Given entries:
<<<<

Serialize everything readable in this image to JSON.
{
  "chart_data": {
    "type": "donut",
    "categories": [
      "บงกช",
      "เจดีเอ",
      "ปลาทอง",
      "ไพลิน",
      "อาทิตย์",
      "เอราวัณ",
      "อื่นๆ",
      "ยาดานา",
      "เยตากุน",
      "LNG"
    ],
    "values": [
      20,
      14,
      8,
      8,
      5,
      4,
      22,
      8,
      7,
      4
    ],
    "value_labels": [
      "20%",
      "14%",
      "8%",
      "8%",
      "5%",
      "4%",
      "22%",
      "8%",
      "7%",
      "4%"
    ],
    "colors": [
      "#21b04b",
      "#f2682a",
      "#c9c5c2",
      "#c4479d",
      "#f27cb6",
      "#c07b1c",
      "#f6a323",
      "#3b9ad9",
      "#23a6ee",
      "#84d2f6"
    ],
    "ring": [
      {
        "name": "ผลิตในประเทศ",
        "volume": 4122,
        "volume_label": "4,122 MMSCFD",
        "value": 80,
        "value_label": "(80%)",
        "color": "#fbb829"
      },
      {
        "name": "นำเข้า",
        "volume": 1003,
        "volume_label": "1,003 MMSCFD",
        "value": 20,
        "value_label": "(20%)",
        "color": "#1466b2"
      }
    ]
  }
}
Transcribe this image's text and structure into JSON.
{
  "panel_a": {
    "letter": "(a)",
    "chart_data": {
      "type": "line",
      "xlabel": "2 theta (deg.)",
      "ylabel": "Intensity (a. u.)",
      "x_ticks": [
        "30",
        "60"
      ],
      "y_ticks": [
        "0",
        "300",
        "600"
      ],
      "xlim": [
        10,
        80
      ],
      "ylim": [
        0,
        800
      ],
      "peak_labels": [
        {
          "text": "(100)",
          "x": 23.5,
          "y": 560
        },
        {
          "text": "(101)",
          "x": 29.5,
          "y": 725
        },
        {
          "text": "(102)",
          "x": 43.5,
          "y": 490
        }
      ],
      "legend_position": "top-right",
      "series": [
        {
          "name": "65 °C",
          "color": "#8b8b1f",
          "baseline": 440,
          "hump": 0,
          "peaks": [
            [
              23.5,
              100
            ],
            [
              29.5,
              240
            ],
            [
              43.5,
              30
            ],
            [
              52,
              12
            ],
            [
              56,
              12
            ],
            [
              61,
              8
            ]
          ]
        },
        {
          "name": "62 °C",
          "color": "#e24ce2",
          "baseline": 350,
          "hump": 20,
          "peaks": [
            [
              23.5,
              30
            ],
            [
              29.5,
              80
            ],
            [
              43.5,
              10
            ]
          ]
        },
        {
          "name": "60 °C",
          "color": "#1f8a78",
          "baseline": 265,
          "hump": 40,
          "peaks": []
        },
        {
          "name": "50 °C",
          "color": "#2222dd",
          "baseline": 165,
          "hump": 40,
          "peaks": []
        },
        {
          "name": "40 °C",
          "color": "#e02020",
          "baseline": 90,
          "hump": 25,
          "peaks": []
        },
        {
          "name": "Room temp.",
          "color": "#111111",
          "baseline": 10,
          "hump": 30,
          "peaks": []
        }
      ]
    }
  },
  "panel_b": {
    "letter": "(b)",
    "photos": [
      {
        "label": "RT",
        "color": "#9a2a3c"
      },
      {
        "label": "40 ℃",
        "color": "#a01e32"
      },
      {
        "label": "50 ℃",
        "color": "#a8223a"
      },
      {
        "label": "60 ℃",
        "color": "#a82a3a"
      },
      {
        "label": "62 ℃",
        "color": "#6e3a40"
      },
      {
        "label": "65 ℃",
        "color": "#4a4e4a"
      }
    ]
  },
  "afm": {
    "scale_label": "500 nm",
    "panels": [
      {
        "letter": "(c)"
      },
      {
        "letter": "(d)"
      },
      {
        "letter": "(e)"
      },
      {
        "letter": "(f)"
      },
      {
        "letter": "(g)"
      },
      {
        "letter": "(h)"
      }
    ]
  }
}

>>>>

The problem:
Output all of the data again. Match it exactly.

Completed exercise:
Serialize everything readable in this image to JSON.
{
  "chart_data": {
    "type": "donut",
    "categories": [
      "บงกช",
      "เจดีเอ",
      "ปลาทอง",
      "ไพลิน",
      "อาทิตย์",
      "เอราวัณ",
      "อื่นๆ",
      "ยาดานา",
      "เยตากุน",
      "LNG"
    ],
    "values": [
      20,
      14,
      8,
      8,
      5,
      4,
      22,
      8,
      7,
      4
    ],
    "value_labels": [
      "20%",
      "14%",
      "8%",
      "8%",
      "5%",
      "4%",
      "22%",
      "8%",
      "7%",
      "4%"
    ],
    "colors": [
      "#21b04b",
      "#f2682a",
      "#c9c5c2",
      "#c4479d",
      "#f27cb6",
      "#c07b1c",
      "#f6a323",
      "#3b9ad9",
      "#23a6ee",
      "#84d2f6"
    ],
    "ring": [
      {
        "name": "ผลิตในประเทศ",
        "volume": 4122,
        "volume_label": "4,122 MMSCFD",
        "value": 80,
        "value_label": "(80%)",
        "color": "#fbb829"
      },
      {
        "name": "นำเข้า",
        "volume": 1003,
        "volume_label": "1,003 MMSCFD",
        "value": 20,
        "value_label": "(20%)",
        "color": "#1466b2"
      }
    ]
  }
}
Transcribe this image's text and structure into JSON.
{
  "panel_a": {
    "letter": "(a)",
    "chart_data": {
      "type": "line",
      "xlabel": "2 theta (deg.)",
      "ylabel": "Intensity (a. u.)",
      "x_ticks": [
        "30",
        "60"
      ],
      "y_ticks": [
        "0",
        "300",
        "600"
      ],
      "xlim": [
        10,
        80
      ],
      "ylim": [
        0,
        800
      ],
      "peak_labels": [
        {
          "text": "(100)",
          "x": 23.5,
          "y": 560
        },
        {
          "text": "(101)",
          "x": 29.5,
          "y": 725
        },
        {
          "text": "(102)",
          "x": 43.5,
          "y": 490
        }
      ],
      "legend_position": "top-right",
      "series": [
        {
          "name": "65 °C",
          "color": "#8b8b1f",
          "baseline": 440,
          "hump": 0,
          "peaks": [
            [
              23.5,
              100
            ],
            [
              29.5,
              240
            ],
            [
              43.5,
              30
            ],
            [
              52,
              12
            ],
            [
              56,
              12
            ],
            [
              61,
              8
            ]
          ]
        },
        {
          "name": "62 °C",
          "color": "#e24ce2",
          "baseline": 350,
          "hump": 20,
          "peaks": [
            [
              23.5,
              30
            ],
            [
              29.5,
              80
            ],
            [
              43.5,
              10
            ]
          ]
        },
        {
          "name": "60 °C",
          "color": "#1f8a78",
          "baseline": 265,
          "hump": 40,
          "peaks": []
        },
        {
          "name": "50 °C",
          "color": "#2222dd",
          "baseline": 165,
          "hump": 40,
          "peaks": []
        },
        {
          "name": "40 °C",
          "color": "#e02020",
          "baseline": 90,
          "hump": 25,
          "peaks": []
        },
        {
          "name": "Room temp.",
          "color": "#111111",
          "baseline": 10,
          "hump": 30,
          "peaks": []
        }
      ]
    }
  },
  "panel_b": {
    "letter": "(b)",
    "photos": [
      {
        "label": "RT",
        "color": "#9a2a3c"
      },
      {
        "label": "40 ℃",
        "color": "#a01e32"
      },
      {
        "label": "50 ℃",
        "color": "#a8223a"
      },
      {
        "label": "60 ℃",
        "color": "#a82a3a"
      },
      {
        "label": "62 ℃",
        "color": "#6e3a40"
      },
      {
        "label": "65 ℃",
        "color": "#4a4e4a"
      }
    ]
  },
  "afm": {
    "scale_label": "500 nm",
    "panels": [
      {
        "letter": "(c)"
      },
      {
        "letter": "(d)"
      },
      {
        "letter": "(e)"
      },
      {
        "letter": "(f)"
      },
      {
        "letter": "(g)"
      },
      {
        "letter": "(h)"
      }
    ]
  }
}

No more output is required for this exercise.